(Figure data in JSON)
☆ ☆ ☆ ☆

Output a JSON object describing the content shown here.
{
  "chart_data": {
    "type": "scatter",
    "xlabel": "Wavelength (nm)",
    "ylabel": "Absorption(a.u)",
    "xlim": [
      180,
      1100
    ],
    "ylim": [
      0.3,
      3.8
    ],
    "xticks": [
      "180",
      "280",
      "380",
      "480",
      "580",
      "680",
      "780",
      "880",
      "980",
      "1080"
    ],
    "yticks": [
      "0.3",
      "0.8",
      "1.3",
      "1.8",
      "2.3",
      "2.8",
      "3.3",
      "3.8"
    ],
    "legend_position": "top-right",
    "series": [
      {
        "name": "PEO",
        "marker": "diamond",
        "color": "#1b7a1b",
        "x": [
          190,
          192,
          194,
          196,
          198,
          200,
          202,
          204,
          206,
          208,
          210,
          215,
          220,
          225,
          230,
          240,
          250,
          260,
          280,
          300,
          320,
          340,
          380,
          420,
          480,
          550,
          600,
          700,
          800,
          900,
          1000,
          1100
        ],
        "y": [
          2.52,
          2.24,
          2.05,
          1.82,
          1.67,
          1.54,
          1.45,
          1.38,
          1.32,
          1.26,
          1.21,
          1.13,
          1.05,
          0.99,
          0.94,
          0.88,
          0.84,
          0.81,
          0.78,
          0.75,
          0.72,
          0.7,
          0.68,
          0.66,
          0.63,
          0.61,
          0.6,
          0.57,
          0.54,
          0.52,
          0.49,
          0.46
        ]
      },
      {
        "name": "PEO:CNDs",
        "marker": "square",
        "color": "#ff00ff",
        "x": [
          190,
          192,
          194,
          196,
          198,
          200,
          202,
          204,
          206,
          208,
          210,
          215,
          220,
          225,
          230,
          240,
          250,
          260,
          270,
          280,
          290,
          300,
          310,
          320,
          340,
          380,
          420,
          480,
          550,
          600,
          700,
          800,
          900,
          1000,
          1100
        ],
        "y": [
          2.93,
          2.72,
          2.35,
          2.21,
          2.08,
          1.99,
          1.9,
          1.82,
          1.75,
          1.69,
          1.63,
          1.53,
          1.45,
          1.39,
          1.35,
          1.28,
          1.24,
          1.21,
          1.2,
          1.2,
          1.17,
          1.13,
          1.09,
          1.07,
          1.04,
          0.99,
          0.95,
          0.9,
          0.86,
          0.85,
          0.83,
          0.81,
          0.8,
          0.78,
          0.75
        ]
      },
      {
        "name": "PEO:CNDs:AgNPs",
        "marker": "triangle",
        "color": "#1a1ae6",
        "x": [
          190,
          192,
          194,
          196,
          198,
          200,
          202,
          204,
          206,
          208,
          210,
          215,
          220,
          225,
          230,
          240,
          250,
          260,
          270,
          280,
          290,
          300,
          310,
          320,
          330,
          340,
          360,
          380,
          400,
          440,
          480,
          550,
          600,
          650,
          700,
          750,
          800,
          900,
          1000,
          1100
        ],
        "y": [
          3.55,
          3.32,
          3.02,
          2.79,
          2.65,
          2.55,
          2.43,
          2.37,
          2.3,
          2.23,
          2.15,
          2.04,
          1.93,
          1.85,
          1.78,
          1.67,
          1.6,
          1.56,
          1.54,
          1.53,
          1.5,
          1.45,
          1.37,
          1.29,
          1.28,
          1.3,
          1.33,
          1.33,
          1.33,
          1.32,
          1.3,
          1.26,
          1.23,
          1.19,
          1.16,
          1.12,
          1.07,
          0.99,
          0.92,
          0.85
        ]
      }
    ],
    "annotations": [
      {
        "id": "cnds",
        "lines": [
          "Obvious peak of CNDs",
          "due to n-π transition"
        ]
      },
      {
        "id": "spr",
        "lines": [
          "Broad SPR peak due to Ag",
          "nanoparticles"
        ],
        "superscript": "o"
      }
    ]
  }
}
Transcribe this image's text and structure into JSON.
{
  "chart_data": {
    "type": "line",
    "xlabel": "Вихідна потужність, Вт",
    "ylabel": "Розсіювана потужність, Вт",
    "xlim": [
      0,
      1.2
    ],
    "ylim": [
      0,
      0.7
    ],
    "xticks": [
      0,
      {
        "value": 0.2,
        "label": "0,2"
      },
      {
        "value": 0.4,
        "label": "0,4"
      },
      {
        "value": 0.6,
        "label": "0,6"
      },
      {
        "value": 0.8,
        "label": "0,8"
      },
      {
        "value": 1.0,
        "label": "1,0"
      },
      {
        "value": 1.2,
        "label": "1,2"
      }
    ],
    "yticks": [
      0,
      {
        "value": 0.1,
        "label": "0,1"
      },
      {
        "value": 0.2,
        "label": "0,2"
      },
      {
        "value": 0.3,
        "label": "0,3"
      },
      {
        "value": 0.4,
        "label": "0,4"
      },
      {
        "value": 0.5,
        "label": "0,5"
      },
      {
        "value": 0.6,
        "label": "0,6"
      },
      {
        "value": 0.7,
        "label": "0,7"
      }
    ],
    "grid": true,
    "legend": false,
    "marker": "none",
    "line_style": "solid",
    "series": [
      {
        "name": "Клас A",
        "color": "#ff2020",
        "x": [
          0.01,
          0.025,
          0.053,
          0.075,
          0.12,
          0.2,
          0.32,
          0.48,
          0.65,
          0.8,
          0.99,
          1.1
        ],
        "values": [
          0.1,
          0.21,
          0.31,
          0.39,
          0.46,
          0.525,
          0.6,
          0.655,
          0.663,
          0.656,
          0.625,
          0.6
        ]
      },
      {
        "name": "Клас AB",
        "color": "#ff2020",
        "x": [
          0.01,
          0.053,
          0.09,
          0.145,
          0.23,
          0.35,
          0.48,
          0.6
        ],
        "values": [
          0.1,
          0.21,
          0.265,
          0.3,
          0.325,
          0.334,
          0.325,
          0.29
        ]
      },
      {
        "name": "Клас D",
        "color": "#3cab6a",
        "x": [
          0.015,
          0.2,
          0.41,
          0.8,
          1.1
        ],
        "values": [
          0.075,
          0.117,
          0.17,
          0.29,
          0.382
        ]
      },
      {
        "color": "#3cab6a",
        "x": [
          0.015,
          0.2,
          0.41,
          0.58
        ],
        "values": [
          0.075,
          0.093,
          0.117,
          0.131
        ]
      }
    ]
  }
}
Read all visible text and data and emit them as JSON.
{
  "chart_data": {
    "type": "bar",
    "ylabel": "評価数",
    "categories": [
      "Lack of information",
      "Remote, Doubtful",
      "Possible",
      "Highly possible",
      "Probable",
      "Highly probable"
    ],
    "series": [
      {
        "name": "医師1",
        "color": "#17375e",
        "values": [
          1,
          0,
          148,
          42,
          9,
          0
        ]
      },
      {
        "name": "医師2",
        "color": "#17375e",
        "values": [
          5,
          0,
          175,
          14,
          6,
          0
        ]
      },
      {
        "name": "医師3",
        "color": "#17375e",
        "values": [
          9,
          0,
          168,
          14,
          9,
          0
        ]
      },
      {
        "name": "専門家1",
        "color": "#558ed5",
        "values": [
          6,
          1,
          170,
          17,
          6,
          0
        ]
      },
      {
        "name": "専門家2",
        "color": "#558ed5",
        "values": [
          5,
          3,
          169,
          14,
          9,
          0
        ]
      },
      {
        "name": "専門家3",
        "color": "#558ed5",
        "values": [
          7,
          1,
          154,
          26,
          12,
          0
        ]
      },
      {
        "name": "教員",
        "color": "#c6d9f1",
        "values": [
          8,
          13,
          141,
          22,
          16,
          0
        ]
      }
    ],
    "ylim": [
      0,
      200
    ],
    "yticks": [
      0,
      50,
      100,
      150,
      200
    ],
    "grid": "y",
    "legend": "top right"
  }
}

☆ ☆ ☆ ☆

**WHAT IS ASKED**
Show each line of the data that contains the string "right".

**ANSWER TO THIS PROBLEM**
    "legend_position": "top-right",
    "legend": "top right"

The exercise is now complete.